Kısa görev A -
Aşağıdaki üç ifadenin alıntıyla uyuşup uyuşmadığını söyleyin. Her biri için evet ya da hayır deyin ve karar veren sözleri alıntıdan aynen aktarın. (i) Yazar, yazısını iki parça hâlinde hazırladığını belirtiyor. (ii) Fukuyama'nın "Tarihin Sonu"nu 1989'da ilan ettiği söyleniyor. (iii) Yazar, 2000'leri 1990'lardan ayıran beş özelliği ele alacağını söylüyor.

Alıntı -
■ ■ ■ ■ ■ ■ ■

YAZARLAR

İstikrarın ekonomi politiği - I

2000’lerde, hükümetlerin ekonomi politikalarını belirledikleri siyasal-iktisadi çerçeve için, 1990’ların denklemi değişti... Bu aşamada önümüzde duran güncel soru şu: Günümüzde hükümetlerin ekonomi politikalarını şekillendiren siyasal-iktisadi yapıda bir değişim yaşanıyor mu?

90’lara dönüş tartışması farklı alanlarda bir süredir yapılıyor. Özellikle “siyasi istikrarsızlıkla” nitelenen koalisyon hükümetleri ile “istikrarla” özdeşleştirilen tek parti hükümetleri arasındaki farklar, bu tartışmalarda öne çıkarılarak vurgulanıyor. Ancak, koalisyon hükümetlerini ya da tek parti iktidarlarını doğuran siyasal-iktisadi çerçeveye bu tartışmaların pek azında değiniliyor. Okuyucuyu yormaması için iki parça olarak formüle ettiğim bu yazının ilk kısmı aşağıda. Bu yazıda hükümetlerin ekonomi politikaları ve bu politikaları geliştirdikleri siyasal-iktisadi çerçeve bağlamında 2000’leri 1990’lardan ayıran üç özellik üzerinde durarak bir karşılaştırma yapacağım.

TARİHİN SONU VE 90’LAR

F. Fukuyama 1992’de Sovyetler Birliği’nin yıkılması ve Soğuk Savaş’ın sonlanmasıyla artık “Tarihin Sonu”nun geldiğini ilan etmişti. 1990’larda, 1980’li yıllarda zaten başlamış olan neoliberal ekonomik ve siyasal programın uygulanmasına hız verildi. Bizim gibi ülkelerde, çerçevesini IMF ve Dünya Bankası’nın belirlediği “yapısal uyum politikaları” dönemin ana akım ekonomi politikalarını belirliyordu. Böylelikle dünya genelinde sağ hükümetler, ekonomi programları üzerine çok da kafa yormadan hazır reçeteleri uygular hale geldiler. Bir hükümetin ne kadar başarı olduğu, bu reçeteyi ne kadar uyguladığı ile ölçülüyordu.

■ ■ ■ ■ ■ ■ ■

Gösterilen bilgiler -

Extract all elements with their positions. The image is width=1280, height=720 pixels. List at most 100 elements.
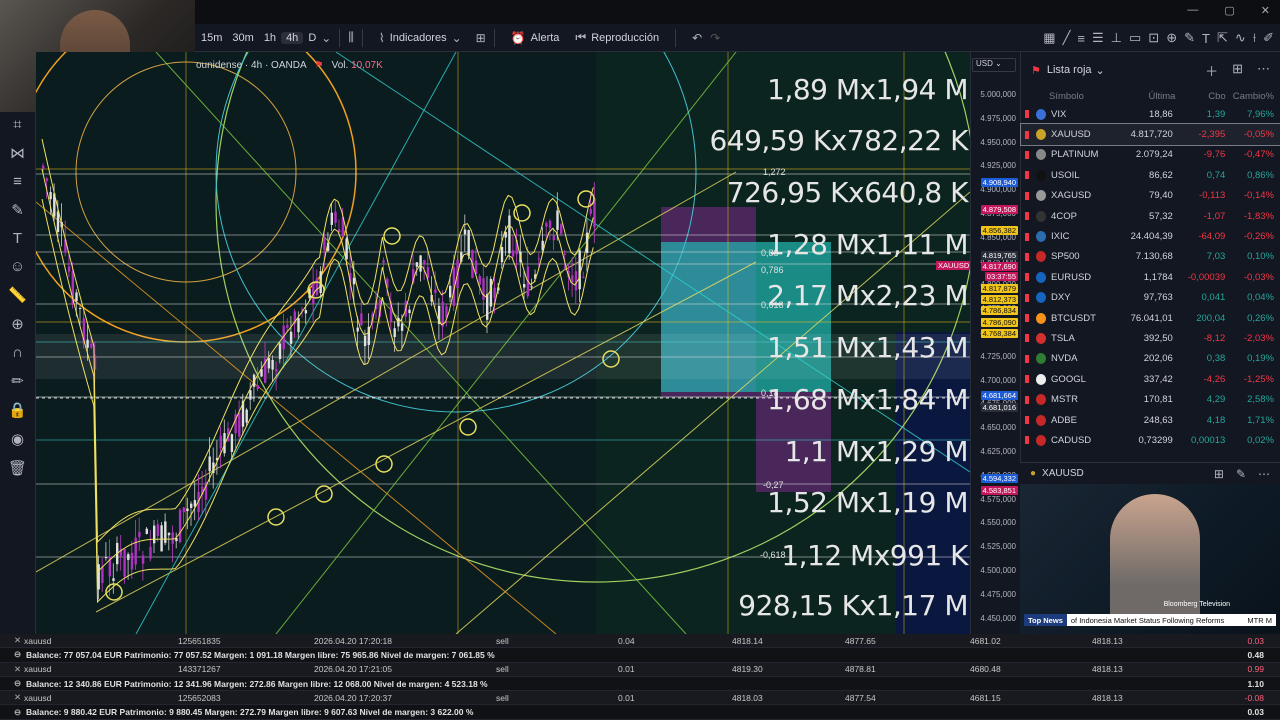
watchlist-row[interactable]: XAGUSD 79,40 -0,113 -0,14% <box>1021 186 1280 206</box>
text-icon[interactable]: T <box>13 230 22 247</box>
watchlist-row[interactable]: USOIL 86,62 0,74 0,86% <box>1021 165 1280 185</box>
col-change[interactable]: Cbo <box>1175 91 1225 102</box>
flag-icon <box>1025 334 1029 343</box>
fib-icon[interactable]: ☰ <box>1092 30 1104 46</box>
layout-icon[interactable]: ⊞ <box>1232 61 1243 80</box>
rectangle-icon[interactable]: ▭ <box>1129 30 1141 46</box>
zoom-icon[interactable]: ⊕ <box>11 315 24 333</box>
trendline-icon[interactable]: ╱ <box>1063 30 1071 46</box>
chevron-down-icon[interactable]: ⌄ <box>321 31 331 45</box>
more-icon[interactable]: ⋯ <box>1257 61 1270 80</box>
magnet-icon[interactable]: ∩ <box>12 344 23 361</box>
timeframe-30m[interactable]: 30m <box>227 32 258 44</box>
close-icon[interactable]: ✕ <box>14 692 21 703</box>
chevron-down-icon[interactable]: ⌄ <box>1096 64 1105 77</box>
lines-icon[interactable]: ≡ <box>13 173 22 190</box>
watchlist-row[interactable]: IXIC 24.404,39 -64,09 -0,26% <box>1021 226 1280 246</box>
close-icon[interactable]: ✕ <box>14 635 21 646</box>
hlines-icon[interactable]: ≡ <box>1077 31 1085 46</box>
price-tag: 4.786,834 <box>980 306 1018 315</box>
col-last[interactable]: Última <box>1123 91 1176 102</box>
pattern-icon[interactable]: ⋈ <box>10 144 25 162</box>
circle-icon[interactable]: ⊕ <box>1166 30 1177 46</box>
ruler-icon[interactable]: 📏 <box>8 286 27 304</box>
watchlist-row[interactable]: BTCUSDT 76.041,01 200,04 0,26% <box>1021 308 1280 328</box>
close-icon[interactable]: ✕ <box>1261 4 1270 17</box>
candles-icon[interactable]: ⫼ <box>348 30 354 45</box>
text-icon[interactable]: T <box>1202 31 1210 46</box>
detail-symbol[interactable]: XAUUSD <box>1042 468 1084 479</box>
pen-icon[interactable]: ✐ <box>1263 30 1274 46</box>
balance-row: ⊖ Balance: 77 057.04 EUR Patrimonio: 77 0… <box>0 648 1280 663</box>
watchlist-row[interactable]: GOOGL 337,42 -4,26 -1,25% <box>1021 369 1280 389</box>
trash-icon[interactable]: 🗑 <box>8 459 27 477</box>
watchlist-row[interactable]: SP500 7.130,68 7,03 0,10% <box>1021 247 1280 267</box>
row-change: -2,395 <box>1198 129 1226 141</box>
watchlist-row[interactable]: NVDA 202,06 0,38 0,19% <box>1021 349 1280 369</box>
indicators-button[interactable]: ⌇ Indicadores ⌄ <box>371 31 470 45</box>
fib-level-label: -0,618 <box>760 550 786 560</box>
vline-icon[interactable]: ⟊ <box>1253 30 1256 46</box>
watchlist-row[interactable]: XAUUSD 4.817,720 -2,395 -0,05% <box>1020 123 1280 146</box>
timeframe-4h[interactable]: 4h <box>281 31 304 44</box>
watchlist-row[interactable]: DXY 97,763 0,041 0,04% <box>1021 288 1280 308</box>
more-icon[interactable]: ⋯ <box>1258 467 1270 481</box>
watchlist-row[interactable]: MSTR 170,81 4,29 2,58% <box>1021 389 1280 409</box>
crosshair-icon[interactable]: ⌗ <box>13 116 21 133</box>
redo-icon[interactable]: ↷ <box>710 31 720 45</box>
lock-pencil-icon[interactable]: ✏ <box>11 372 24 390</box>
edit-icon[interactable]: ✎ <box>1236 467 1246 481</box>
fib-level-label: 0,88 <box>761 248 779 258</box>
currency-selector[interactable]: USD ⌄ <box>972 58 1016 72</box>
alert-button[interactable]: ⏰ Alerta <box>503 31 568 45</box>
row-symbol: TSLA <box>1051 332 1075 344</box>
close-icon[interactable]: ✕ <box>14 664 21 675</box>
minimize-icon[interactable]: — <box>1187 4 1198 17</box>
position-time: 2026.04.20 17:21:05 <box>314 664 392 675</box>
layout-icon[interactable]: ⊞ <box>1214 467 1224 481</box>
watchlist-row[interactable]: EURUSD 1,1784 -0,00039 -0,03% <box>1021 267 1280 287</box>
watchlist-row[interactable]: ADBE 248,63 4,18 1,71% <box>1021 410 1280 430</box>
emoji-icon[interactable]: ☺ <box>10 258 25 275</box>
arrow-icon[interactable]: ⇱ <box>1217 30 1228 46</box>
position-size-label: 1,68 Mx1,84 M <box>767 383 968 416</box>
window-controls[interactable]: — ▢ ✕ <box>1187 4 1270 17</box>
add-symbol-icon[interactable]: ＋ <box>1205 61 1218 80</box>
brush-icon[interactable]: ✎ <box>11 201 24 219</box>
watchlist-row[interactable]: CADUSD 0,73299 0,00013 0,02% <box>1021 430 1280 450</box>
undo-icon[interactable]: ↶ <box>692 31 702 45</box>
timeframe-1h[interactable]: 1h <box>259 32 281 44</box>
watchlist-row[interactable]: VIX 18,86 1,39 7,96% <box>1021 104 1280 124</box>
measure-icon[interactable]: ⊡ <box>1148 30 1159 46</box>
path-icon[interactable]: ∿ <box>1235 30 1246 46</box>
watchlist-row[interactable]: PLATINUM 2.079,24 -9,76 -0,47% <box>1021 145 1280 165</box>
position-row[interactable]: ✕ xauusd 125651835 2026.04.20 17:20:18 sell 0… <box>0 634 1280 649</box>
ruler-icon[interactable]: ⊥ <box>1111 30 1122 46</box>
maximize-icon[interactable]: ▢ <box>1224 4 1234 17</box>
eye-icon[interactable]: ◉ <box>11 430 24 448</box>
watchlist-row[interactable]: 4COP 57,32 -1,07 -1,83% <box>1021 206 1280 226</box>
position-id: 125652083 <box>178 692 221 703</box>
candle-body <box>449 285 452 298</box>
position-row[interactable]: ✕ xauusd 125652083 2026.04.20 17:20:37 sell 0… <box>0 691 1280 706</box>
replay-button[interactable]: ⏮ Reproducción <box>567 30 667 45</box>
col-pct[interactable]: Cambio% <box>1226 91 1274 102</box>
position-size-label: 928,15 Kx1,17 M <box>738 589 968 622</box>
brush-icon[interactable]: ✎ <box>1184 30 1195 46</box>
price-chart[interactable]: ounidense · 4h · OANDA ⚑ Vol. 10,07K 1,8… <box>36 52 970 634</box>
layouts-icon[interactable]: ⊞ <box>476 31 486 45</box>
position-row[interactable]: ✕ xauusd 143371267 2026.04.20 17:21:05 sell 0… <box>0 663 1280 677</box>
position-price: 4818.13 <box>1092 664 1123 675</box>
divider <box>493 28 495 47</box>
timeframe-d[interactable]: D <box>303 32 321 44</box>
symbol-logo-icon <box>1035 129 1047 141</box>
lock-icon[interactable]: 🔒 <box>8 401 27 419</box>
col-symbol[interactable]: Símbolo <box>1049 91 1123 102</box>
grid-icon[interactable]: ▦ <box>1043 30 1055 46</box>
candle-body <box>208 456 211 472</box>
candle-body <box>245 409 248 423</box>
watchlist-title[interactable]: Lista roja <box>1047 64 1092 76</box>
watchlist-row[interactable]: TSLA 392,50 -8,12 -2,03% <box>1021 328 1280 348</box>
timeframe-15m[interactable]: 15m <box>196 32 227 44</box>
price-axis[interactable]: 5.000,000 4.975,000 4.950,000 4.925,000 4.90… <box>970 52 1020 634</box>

■ ■ ■ ■ ■ ■ ■

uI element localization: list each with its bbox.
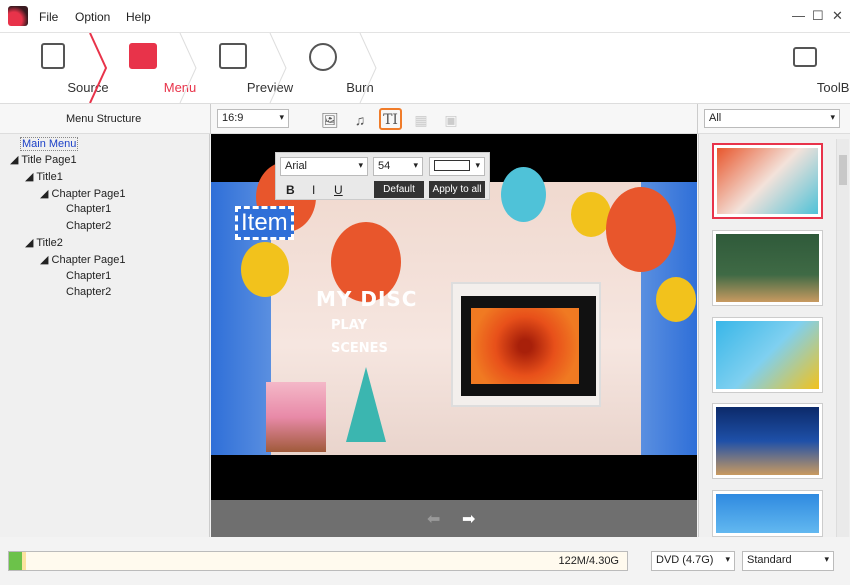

■ ■ ■ ■ ■ ■ ■

Kısa görev B -
Kayıtlarda "Extract all elements" geçen satırdan "text-icon[interactable]: T <box>13" geçen satıra kadar olan satırları, bu iki satır da dahil, aynen yazın. Resimleri yanıta koymayın.

Çözüm A -
(i) Evet: "Okuyucuyu yormaması için iki parça olarak formüle ettiğim bu yazının ilk kısmı aşağıda."
(ii) Hayır: "F. Fukuyama 1992’de Sovyetler Birliği’nin yıkılması ve Soğuk Savaş’ın sonlanmasıyla"
(iii) Hayır: "2000’leri 1990’lardan ayıran üç özellik üzerinde durarak bir karşılaştırma yapacağım."

Çözüm B -
Extract all elements with their positions. The image is width=1280, height=720 pixels. List at most 100 elements.
watchlist-row[interactable]: XAGUSD 79,40 -0,113 -0,14% <box>1021 186 1280 206</box>
text-icon[interactable]: T <box>13 230 22 247</box>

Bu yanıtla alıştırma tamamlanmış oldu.